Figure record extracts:
** begin **
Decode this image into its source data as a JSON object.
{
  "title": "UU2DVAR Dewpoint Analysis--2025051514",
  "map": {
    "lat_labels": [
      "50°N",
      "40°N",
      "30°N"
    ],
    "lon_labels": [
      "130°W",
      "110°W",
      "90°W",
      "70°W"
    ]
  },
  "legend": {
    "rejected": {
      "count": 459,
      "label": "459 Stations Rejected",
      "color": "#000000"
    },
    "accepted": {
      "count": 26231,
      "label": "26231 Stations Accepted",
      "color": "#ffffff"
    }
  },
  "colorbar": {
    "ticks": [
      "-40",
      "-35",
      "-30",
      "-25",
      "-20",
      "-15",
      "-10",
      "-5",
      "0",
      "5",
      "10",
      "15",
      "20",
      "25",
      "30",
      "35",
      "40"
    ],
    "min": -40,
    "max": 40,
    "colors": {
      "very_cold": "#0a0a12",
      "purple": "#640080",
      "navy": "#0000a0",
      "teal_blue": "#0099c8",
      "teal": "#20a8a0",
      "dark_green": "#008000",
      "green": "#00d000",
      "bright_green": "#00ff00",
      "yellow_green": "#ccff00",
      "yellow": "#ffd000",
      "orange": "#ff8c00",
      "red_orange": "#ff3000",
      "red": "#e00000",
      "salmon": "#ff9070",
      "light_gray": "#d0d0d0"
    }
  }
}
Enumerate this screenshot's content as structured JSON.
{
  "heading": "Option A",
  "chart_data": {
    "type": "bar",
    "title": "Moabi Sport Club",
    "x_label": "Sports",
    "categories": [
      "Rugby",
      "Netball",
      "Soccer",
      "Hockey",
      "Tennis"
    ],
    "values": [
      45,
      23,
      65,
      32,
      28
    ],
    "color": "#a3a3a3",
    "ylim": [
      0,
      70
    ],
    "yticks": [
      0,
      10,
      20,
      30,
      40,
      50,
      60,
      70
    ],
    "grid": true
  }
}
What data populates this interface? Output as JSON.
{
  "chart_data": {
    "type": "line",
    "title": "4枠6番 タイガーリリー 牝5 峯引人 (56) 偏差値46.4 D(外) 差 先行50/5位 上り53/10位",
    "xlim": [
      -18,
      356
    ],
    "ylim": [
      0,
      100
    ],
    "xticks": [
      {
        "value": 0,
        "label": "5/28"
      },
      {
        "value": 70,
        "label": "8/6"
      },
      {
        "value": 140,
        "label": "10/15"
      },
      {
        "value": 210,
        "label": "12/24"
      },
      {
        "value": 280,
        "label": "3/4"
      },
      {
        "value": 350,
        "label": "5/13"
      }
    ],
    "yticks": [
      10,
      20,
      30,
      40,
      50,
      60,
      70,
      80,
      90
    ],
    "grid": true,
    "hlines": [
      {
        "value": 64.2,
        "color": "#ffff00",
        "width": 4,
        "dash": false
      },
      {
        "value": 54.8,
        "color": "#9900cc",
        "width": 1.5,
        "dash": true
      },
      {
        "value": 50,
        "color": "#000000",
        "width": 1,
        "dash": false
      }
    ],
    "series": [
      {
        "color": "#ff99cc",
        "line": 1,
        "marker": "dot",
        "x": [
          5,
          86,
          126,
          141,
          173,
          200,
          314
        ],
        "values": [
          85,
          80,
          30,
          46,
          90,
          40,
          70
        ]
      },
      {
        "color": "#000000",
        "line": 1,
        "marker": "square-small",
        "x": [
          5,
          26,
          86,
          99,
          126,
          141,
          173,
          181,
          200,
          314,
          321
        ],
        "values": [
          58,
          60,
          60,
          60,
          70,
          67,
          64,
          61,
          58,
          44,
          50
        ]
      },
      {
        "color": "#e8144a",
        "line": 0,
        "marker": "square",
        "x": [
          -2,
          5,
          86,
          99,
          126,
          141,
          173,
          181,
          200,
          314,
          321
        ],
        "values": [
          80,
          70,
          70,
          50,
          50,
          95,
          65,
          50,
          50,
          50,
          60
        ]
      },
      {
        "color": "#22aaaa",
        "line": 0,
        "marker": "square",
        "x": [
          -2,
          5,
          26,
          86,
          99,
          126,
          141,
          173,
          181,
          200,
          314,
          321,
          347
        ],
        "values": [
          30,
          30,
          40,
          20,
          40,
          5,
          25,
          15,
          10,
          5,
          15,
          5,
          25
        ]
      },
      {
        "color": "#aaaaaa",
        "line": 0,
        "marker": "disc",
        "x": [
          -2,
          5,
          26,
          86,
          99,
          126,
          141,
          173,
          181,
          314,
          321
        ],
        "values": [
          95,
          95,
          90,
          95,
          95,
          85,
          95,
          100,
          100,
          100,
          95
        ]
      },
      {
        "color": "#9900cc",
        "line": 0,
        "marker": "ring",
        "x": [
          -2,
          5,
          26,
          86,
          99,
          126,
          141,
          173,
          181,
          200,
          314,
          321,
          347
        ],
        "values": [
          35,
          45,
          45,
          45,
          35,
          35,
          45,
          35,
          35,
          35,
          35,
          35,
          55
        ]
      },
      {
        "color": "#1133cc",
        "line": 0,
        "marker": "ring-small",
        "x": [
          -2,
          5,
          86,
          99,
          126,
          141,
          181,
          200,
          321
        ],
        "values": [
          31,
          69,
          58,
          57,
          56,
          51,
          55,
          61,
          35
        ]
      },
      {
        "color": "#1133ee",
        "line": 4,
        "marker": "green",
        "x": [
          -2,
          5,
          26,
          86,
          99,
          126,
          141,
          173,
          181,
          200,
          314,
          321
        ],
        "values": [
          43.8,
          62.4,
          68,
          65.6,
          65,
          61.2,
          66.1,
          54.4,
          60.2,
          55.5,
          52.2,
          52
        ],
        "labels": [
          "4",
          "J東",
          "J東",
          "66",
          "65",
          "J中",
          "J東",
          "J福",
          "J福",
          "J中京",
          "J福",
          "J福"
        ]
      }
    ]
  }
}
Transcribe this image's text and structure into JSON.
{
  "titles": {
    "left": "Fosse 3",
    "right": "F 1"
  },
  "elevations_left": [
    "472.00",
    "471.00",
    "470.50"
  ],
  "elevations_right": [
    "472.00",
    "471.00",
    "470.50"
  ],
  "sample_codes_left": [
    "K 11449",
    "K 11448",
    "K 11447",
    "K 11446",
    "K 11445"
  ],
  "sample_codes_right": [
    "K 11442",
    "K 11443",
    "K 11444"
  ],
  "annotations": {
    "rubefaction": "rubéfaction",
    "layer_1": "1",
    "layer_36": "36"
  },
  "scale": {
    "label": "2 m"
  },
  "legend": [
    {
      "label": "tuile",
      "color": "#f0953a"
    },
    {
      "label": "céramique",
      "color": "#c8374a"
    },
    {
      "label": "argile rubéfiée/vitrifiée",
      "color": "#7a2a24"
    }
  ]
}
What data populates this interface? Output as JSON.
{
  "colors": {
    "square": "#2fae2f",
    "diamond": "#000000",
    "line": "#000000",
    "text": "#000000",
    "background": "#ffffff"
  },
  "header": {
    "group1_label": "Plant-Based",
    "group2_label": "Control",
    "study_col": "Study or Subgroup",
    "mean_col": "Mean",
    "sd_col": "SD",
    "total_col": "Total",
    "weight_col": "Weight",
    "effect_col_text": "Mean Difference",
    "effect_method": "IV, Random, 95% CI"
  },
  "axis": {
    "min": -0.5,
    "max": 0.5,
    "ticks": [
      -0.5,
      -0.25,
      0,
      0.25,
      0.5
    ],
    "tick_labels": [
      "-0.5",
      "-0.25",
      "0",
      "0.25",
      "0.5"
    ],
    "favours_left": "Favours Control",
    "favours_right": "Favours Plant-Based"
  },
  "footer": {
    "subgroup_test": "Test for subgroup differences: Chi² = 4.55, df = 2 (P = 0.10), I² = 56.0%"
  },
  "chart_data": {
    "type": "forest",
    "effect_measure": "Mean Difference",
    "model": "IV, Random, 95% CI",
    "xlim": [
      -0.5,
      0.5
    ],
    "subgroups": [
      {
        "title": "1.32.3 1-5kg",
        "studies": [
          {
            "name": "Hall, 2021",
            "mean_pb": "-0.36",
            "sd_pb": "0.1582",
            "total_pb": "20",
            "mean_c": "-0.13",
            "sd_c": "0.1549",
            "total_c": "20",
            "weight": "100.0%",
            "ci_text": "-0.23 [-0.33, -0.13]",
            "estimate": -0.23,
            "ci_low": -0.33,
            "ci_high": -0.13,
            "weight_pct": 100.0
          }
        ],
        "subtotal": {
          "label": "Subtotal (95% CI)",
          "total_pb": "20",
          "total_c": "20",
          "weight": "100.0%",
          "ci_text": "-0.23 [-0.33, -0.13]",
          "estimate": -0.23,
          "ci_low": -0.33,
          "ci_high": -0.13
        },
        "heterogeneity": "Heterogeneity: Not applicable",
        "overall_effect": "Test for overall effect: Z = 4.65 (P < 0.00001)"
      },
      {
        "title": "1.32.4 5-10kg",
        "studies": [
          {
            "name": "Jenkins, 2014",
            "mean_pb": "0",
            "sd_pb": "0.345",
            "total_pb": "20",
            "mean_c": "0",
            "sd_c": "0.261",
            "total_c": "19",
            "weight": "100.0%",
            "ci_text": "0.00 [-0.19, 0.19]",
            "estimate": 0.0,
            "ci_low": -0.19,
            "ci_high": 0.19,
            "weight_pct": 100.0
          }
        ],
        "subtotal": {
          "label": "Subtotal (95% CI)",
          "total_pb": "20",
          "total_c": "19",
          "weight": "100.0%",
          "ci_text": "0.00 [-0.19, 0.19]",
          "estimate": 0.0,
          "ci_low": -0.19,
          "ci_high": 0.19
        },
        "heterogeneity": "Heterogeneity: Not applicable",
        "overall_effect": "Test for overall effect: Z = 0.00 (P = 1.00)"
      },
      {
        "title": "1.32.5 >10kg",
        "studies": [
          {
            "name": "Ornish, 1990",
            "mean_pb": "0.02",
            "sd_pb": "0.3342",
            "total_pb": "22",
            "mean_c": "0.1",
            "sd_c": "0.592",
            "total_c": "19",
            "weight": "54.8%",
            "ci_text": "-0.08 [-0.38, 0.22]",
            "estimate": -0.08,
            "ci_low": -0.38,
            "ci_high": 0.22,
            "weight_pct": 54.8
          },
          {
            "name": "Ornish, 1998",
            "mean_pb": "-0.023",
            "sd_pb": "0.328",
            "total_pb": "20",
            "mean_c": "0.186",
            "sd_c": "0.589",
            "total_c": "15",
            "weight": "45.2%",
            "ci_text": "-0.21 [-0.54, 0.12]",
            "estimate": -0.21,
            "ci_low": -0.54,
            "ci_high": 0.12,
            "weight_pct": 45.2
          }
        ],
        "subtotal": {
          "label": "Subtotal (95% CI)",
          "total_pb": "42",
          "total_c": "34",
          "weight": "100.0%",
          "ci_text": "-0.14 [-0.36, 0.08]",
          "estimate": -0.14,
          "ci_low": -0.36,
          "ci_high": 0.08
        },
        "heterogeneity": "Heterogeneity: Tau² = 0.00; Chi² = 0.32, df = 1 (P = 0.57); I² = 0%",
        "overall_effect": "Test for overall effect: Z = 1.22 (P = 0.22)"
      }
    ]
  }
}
** end **
**GOAL OF THE EXERCISE**. Select and copy each line from the data that includes the word "this".

**RESULT OF THE EXERCISE**.
Decode this image into its source data as a JSON object.
Enumerate this screenshot's content as structured JSON.
What data populates this interface? Output as JSON.
Transcribe this image's text and structure into JSON.
What data populates this interface? Output as JSON.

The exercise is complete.